### INPUT FOR THIS TASK

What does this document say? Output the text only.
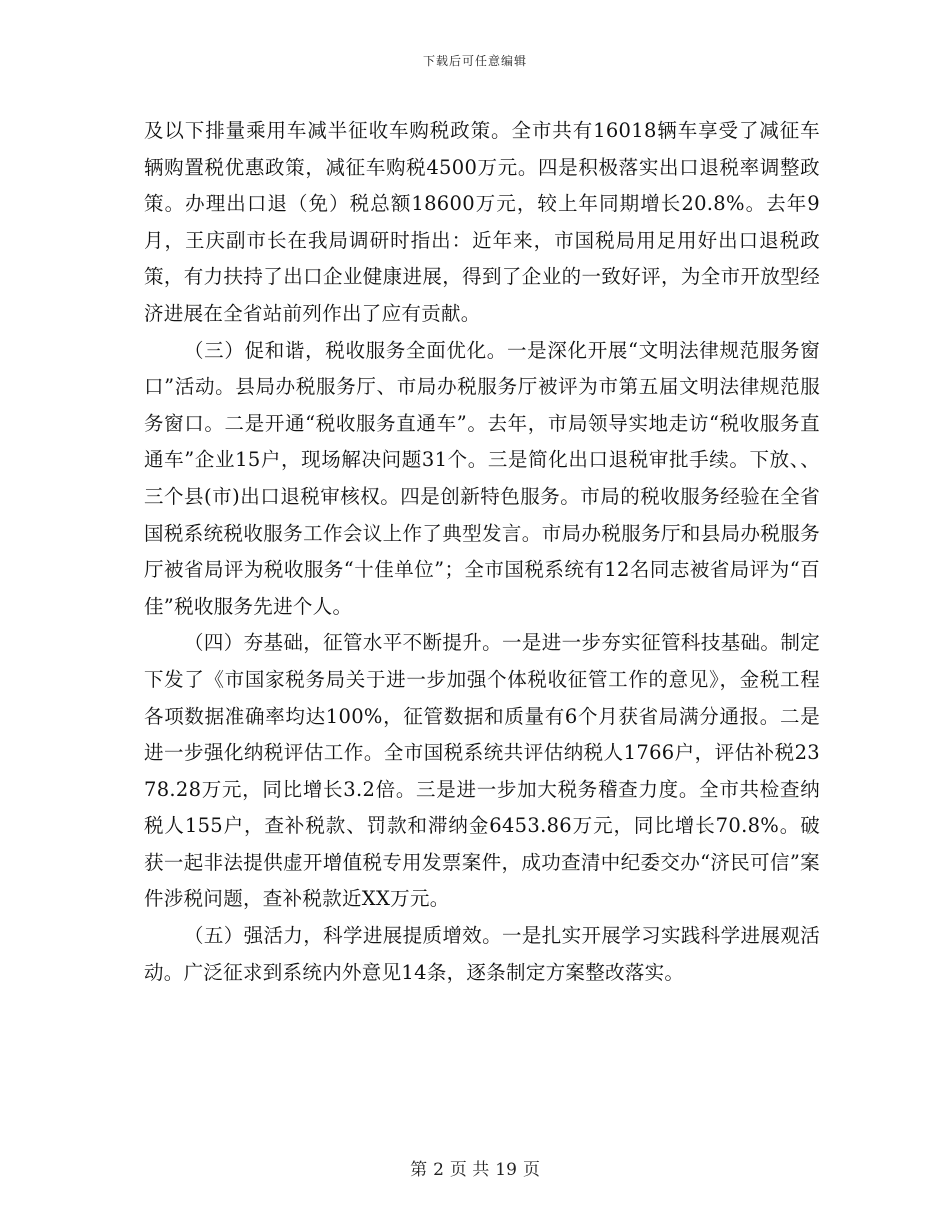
下载后可任意编辑

及以下排量乘用车减半征收车购税政策。全市共有16018辆车享受了减征车辆购置税优惠政策，减征车购税4500万元。四是积极落实出口退税率调整政策。办理出口退（免）税总额18600万元，较上年同期增长20.8%。去年9月，王庆副市长在我局调研时指出：近年来，市国税局用足用好出口退税政策，有力扶持了出口企业健康进展，得到了企业的一致好评，为全市开放型经济进展在全省站前列作出了应有贡献。

（三）促和谐，税收服务全面优化。一是深化开展“文明法律规范服务窗口”活动。县局办税服务厅、市局办税服务厅被评为市第五届文明法律规范服务窗口。二是开通“税收服务直通车”。去年，市局领导实地走访“税收服务直通车”企业15户，现场解决问题31个。三是简化出口退税审批手续。下放、、三个县(市)出口退税审核权。四是创新特色服务。市局的税收服务经验在全省国税系统税收服务工作会议上作了典型发言。市局办税服务厅和县局办税服务厅被省局评为税收服务“十佳单位”；全市国税系统有12名同志被省局评为“百佳”税收服务先进个人。

（四）夯基础，征管水平不断提升。一是进一步夯实征管科技基础。制定下发了《市国家税务局关于进一步加强个体税收征管工作的意见》，金税工程各项数据准确率均达100%，征管数据和质量有6个月获省局满分通报。二是进一步强化纳税评估工作。全市国税系统共评估纳税人1766户，评估补税2378.28万元，同比增长3.2倍。三是进一步加大税务稽查力度。全市共检查纳税人155户，查补税款、罚款和滞纳金6453.86万元，同比增长70.8%。破获一起非法提供虚开增值税专用发票案件，成功查清中纪委交办“济民可信”案件涉税问题，查补税款近XX万元。

（五）强活力，科学进展提质增效。一是扎实开展学习实践科学进展观活动。广泛征求到系统内外意见14条，逐条制定方案整改落实。

第 2 页 共 19 页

######

» EXERCISE
Transcribe the material as is, with images omitted.

» TASK RESULT
What does this document say? Output the text only.
下载后可任意编辑

及以下排量乘用车减半征收车购税政策。全市共有16018辆车享受了减征车辆购置税优惠政策，减征车购税4500万元。四是积极落实出口退税率调整政策。办理出口退（免）税总额18600万元，较上年同期增长20.8%。去年9月，王庆副市长在我局调研时指出：近年来，市国税局用足用好出口退税政策，有力扶持了出口企业健康进展，得到了企业的一致好评，为全市开放型经济进展在全省站前列作出了应有贡献。

（三）促和谐，税收服务全面优化。一是深化开展“文明法律规范服务窗口”活动。县局办税服务厅、市局办税服务厅被评为市第五届文明法律规范服务窗口。二是开通“税收服务直通车”。去年，市局领导实地走访“税收服务直通车”企业15户，现场解决问题31个。三是简化出口退税审批手续。下放、、三个县(市)出口退税审核权。四是创新特色服务。市局的税收服务经验在全省国税系统税收服务工作会议上作了典型发言。市局办税服务厅和县局办税服务厅被省局评为税收服务“十佳单位”；全市国税系统有12名同志被省局评为“百佳”税收服务先进个人。

（四）夯基础，征管水平不断提升。一是进一步夯实征管科技基础。制定下发了《市国家税务局关于进一步加强个体税收征管工作的意见》，金税工程各项数据准确率均达100%，征管数据和质量有6个月获省局满分通报。二是进一步强化纳税评估工作。全市国税系统共评估纳税人1766户，评估补税2378.28万元，同比增长3.2倍。三是进一步加大税务稽查力度。全市共检查纳税人155户，查补税款、罚款和滞纳金6453.86万元，同比增长70.8%。破获一起非法提供虚开增值税专用发票案件，成功查清中纪委交办“济民可信”案件涉税问题，查补税款近XX万元。

（五）强活力，科学进展提质增效。一是扎实开展学习实践科学进展观活动。广泛征求到系统内外意见14条，逐条制定方案整改落实。

第 2 页 共 19 页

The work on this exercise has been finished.